> **STATED GOAL**: Answer with one number: how many lines hold the string "name".

> **DATA ENTRIES**:
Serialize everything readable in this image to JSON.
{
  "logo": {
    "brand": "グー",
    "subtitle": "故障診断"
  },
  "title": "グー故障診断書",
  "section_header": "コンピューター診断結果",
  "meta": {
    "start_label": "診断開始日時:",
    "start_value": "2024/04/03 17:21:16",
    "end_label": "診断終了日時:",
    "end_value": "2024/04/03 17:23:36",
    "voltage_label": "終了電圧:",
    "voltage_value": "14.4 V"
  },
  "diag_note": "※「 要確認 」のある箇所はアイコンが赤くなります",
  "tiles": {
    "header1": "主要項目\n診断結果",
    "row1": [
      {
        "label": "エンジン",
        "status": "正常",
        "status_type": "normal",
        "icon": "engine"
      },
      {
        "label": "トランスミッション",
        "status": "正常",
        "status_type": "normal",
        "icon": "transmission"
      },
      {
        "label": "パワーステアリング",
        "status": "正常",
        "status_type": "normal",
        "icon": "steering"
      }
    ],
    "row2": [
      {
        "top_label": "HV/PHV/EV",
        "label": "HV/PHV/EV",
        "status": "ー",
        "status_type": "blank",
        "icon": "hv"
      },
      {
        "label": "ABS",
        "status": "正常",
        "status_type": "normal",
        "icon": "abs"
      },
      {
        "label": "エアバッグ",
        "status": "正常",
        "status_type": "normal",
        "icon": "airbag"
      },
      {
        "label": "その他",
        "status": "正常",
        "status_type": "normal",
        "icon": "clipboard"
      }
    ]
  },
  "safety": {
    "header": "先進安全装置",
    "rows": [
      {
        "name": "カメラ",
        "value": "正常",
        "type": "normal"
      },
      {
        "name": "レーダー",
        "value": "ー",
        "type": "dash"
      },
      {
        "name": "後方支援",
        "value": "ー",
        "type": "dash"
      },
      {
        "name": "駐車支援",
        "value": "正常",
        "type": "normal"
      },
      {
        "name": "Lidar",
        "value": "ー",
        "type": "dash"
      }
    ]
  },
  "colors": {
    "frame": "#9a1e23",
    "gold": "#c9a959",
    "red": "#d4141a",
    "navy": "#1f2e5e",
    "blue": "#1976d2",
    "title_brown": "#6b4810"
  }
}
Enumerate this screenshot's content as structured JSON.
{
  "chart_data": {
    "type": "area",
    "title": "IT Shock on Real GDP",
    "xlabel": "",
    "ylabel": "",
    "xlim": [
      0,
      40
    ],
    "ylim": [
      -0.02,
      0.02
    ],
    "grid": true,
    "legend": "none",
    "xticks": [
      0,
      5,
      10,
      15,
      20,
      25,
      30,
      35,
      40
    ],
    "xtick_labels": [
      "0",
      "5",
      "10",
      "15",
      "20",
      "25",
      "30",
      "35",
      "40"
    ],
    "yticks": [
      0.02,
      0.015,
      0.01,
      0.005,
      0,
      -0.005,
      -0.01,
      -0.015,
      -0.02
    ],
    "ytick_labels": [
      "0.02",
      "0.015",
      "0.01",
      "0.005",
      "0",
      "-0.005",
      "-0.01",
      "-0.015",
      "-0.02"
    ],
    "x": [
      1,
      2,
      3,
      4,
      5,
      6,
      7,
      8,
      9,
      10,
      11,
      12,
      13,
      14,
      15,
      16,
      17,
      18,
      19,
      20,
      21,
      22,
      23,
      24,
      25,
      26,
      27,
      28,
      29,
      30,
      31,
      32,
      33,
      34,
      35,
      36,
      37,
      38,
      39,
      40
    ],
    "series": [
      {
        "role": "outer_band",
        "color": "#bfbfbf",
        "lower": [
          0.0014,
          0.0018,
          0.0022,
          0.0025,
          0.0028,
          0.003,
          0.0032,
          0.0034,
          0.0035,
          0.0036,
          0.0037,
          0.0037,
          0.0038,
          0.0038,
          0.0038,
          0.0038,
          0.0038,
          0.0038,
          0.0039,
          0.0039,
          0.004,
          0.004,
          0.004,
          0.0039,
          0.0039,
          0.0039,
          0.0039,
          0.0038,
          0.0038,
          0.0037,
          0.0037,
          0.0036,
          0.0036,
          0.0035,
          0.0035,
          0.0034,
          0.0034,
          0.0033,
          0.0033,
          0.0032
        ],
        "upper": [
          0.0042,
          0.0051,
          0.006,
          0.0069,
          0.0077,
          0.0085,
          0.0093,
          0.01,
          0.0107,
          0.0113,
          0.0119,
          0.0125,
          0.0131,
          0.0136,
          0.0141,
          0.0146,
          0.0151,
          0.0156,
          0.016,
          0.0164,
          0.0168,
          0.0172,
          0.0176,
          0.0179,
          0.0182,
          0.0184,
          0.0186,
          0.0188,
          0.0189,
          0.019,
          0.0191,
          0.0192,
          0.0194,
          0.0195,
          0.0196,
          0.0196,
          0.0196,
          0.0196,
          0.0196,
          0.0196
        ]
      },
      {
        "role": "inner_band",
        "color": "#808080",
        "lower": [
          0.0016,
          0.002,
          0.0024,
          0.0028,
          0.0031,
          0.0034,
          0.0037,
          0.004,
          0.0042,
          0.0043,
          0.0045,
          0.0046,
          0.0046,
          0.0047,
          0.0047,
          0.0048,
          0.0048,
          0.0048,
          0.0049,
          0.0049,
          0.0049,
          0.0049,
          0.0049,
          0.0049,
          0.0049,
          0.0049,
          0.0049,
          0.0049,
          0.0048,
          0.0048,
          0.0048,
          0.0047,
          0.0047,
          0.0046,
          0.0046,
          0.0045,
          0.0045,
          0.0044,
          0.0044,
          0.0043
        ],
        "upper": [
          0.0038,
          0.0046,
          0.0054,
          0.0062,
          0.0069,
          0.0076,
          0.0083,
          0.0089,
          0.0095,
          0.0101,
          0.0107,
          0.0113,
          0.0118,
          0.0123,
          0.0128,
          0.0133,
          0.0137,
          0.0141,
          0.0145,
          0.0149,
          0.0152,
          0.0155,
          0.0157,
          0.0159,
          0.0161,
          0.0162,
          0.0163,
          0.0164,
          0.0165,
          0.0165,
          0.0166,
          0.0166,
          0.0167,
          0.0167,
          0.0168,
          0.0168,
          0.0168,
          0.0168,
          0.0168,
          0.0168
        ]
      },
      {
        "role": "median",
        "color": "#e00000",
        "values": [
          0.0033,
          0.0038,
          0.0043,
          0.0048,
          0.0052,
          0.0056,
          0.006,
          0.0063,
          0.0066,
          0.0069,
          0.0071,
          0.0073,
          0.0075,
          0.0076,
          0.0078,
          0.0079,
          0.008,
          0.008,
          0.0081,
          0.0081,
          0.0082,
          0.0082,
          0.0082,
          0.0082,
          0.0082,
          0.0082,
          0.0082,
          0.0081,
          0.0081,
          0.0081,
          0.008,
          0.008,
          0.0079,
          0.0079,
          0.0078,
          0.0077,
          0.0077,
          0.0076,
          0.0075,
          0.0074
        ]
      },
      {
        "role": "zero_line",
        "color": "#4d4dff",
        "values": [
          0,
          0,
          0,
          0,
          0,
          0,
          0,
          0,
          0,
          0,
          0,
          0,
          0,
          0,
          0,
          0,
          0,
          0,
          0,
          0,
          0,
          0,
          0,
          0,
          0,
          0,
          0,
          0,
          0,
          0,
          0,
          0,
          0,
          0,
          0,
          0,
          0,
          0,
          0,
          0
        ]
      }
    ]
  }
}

> **COMPLETE ANSWER**: 5